Exercise directions :: Identify every line containing the word "name" and reproduce each one.

Material to process ::
•••••
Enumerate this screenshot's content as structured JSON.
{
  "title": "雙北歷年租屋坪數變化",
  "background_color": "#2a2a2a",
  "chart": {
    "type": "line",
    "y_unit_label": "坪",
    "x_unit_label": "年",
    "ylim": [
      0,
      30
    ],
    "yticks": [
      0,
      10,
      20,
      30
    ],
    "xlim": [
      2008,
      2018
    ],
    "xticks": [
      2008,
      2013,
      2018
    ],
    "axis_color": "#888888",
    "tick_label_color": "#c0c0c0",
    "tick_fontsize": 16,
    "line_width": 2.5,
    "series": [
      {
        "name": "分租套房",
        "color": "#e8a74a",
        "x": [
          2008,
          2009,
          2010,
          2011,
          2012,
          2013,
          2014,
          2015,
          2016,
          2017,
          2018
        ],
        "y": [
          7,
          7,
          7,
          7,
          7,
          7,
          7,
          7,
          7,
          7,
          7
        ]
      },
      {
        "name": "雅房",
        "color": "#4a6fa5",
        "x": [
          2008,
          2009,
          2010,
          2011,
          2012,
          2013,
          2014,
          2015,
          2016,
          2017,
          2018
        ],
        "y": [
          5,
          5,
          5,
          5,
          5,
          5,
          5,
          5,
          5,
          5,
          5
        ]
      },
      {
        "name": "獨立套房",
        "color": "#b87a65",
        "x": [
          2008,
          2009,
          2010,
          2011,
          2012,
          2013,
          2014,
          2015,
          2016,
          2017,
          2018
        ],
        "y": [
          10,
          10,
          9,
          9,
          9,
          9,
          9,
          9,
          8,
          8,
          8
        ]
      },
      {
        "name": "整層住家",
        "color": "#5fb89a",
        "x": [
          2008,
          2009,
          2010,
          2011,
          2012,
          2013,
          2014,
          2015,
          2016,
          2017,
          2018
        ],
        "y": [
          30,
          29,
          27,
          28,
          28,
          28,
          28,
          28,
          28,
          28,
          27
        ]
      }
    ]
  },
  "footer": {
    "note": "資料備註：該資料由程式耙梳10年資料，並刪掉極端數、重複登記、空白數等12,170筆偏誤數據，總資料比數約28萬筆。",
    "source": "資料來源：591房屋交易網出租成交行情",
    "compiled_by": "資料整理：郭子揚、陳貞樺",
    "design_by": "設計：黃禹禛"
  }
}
•••••
Response for this exercise ::
        "name": "分租套房",
        "name": "雅房",
        "name": "獨立套房",
        "name": "整層住家",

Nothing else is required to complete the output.